- _READING PASSAGE_:
An embedding is a dense vector of numbers — often 768 or 1536 dimensions — that encodes the semantic content of a piece of text. Modern language models (such as OpenAI's text-embedding models or Sentence-BERT) are trained to place semantically similar texts near each other in this high-dimensional space. The cosine similarity between two embeddings is a measure of semantic relatedness: two pitch decks in the same domain will have a high cosine similarity; a deck about consumer fintech and one about industrial robotics will have a low similarity.
In venture capital applications, embeddings are used for several critical functions. Investor-startup matching: the embedding of an investor's thesis and portfolio is compared to the embedding of a startup's description to compute alignment. Similarity search: given a new pitch deck, the system can retrieve the most similar historical decks (both successful and unsuccessful investments) as a benchmark reference. Clustering: a portfolio of 200 pitch decks can be clustered by embedding similarity to identify concentrations and gaps in deal flow.

- _PROBLEMS TO SOLVE_:
**A.** According to the passage on embeddings, what does the cosine similarity between two embeddings measure?
**B.** Extend the passage on embeddings in venture capital by writing one further paragraph that picks up after its final sentence.
The material that follows is not needed for anything asked here.

- _RECORDS_:
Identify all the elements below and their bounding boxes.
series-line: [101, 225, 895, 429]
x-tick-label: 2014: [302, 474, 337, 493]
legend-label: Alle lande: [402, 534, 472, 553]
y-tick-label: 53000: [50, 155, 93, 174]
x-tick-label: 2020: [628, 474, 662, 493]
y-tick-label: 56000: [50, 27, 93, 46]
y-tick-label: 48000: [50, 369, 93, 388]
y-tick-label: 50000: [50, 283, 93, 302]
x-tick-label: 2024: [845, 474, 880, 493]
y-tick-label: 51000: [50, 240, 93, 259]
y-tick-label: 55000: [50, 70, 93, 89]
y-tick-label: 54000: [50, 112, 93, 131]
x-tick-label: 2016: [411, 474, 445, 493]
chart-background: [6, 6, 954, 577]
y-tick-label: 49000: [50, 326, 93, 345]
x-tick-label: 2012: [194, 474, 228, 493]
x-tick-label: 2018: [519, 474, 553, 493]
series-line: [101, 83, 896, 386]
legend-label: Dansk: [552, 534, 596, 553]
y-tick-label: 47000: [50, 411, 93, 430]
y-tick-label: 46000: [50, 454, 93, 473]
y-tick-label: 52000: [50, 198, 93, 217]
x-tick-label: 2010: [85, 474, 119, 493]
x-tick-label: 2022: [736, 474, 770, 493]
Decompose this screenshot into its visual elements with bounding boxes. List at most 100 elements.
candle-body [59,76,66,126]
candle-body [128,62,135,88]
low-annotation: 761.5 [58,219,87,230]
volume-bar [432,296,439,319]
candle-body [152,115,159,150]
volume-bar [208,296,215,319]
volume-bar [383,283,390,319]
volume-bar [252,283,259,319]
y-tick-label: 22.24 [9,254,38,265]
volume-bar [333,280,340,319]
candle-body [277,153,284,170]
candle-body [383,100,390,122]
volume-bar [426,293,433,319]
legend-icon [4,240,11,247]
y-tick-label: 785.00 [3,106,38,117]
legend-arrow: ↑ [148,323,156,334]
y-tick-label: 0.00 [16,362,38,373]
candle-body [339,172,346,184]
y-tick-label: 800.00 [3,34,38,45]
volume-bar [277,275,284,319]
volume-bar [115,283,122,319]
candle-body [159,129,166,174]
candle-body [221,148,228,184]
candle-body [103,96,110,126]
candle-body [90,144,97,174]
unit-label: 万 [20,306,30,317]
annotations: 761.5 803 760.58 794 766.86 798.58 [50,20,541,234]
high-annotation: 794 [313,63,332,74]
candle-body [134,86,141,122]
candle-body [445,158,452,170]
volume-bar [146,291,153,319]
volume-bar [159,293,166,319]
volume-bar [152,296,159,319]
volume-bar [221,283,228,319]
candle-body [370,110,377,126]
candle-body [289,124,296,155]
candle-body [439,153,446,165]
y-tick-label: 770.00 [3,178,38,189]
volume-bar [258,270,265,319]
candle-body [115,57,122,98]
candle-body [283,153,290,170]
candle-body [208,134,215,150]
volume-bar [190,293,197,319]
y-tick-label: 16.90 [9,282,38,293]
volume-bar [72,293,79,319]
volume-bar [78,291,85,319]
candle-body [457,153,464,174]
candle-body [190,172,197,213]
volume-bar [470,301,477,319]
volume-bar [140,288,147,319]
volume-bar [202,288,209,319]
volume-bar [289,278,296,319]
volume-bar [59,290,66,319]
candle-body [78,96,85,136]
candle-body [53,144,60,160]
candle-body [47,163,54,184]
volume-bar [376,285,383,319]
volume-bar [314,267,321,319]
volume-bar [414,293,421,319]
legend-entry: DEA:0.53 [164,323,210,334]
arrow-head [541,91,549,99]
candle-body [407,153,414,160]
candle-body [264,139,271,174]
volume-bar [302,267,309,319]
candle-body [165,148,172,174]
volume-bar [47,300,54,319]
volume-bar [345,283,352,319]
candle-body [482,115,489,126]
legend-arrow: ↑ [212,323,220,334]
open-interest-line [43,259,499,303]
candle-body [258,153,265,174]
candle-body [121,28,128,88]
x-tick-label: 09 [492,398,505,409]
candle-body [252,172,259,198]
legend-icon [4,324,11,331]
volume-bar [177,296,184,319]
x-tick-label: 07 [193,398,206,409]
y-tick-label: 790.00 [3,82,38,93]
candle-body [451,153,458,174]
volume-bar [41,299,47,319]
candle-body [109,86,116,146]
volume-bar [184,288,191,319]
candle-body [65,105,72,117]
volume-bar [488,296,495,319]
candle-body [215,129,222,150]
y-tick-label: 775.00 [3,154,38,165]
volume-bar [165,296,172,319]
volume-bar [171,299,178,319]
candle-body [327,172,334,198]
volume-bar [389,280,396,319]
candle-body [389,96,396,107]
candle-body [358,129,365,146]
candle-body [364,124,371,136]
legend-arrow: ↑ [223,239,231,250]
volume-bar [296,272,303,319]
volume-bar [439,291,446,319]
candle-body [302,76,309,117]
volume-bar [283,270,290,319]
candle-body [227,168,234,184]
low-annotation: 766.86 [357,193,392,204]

- _EXERCISE RESPONSES_:
**A.** It measures semantic relatedness.

**B.**
The quality of an embedding-based system depends on the quality of the underlying model (general-purpose language models outperform older bag-of-words approaches but may miss domain-specific nuance), the quality of the text being embedded (a well-structured deck produces more informative embeddings than a sparse one), and the quality of the similarity computation (cosine similarity with appropriate thresholds rather than Euclidean distance, which degrades in high dimensions).